PROBLEM DETAILS -
Everything from the line containing "Enumerate this screenshot's" through the final line of the records must be transcribed verbatim; nothing else belongs in the result.

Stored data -
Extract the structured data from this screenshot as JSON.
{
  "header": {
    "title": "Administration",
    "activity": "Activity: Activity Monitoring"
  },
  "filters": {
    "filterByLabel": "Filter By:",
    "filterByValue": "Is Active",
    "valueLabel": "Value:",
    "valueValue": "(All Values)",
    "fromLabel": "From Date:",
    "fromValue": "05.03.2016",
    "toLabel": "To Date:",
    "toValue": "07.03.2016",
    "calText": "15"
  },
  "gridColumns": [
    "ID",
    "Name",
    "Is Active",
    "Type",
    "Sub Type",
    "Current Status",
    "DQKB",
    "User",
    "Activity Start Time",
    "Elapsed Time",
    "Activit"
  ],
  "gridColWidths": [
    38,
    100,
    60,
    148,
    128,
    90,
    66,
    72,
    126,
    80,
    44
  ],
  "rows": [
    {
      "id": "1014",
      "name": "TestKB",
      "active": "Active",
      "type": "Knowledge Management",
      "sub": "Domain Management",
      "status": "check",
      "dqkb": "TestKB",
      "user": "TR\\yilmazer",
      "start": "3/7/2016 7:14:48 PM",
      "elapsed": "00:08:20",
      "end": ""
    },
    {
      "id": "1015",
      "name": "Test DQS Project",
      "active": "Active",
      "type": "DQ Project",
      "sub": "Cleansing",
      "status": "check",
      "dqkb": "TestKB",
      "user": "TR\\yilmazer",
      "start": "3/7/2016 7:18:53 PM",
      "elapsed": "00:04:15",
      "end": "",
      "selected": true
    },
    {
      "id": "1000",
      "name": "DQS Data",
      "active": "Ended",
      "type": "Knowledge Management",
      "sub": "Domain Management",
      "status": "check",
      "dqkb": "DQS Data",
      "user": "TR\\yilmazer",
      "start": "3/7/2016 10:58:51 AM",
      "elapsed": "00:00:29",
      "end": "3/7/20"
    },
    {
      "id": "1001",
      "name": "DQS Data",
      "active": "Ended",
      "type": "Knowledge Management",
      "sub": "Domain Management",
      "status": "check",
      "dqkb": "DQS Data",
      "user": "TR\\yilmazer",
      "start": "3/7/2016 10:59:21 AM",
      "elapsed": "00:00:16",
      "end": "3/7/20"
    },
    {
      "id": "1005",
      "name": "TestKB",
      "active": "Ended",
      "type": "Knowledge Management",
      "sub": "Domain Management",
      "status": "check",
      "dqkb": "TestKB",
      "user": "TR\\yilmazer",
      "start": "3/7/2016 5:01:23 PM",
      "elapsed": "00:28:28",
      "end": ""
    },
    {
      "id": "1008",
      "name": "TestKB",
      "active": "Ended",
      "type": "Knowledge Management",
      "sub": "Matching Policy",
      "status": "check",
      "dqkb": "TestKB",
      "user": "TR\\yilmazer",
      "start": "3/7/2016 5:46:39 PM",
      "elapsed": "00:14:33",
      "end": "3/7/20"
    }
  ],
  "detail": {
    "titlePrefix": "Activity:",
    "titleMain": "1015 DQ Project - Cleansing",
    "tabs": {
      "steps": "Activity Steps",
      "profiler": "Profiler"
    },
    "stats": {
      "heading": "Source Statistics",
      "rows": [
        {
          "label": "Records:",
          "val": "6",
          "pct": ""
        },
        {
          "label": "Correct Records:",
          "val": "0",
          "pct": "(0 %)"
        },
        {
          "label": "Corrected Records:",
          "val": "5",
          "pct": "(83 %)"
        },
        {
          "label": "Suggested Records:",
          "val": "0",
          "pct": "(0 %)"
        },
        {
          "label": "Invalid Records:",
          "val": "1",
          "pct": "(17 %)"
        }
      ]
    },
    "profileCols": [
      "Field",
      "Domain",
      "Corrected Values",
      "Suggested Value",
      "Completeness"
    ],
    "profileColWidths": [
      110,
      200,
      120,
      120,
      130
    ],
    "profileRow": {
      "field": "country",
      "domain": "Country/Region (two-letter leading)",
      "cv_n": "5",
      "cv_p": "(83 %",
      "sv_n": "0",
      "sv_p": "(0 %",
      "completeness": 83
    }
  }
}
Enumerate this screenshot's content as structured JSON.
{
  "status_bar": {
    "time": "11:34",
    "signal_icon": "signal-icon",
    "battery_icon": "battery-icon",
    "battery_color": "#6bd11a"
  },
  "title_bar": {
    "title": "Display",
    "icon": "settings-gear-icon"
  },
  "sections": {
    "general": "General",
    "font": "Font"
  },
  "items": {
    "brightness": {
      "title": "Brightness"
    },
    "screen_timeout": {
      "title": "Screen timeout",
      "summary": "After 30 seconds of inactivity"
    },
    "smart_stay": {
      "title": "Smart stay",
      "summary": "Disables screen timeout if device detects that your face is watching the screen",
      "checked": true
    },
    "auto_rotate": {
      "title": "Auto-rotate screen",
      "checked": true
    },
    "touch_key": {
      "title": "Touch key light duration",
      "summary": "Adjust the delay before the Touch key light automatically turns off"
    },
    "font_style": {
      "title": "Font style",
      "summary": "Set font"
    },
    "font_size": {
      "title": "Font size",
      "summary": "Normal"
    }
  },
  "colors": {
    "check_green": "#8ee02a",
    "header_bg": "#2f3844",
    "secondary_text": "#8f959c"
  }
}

SOLUTION TO THE PROBLEM -
Enumerate this screenshot's content as structured JSON.
{
  "status_bar": {
    "time": "11:34",
    "signal_icon": "signal-icon",
    "battery_icon": "battery-icon",
    "battery_color": "#6bd11a"
  },
  "title_bar": {
    "title": "Display",
    "icon": "settings-gear-icon"
  },
  "sections": {
    "general": "General",
    "font": "Font"
  },
  "items": {
    "brightness": {
      "title": "Brightness"
    },
    "screen_timeout": {
      "title": "Screen timeout",
      "summary": "After 30 seconds of inactivity"
    },
    "smart_stay": {
      "title": "Smart stay",
      "summary": "Disables screen timeout if device detects that your face is watching the screen",
      "checked": true
    },
    "auto_rotate": {
      "title": "Auto-rotate screen",
      "checked": true
    },
    "touch_key": {
      "title": "Touch key light duration",
      "summary": "Adjust the delay before the Touch key light automatically turns off"
    },
    "font_style": {
      "title": "Font style",
      "summary": "Set font"
    },
    "font_size": {
      "title": "Font size",
      "summary": "Normal"
    }
  },
  "colors": {
    "check_green": "#8ee02a",
    "header_bg": "#2f3844",
    "secondary_text": "#8f959c"
  }
}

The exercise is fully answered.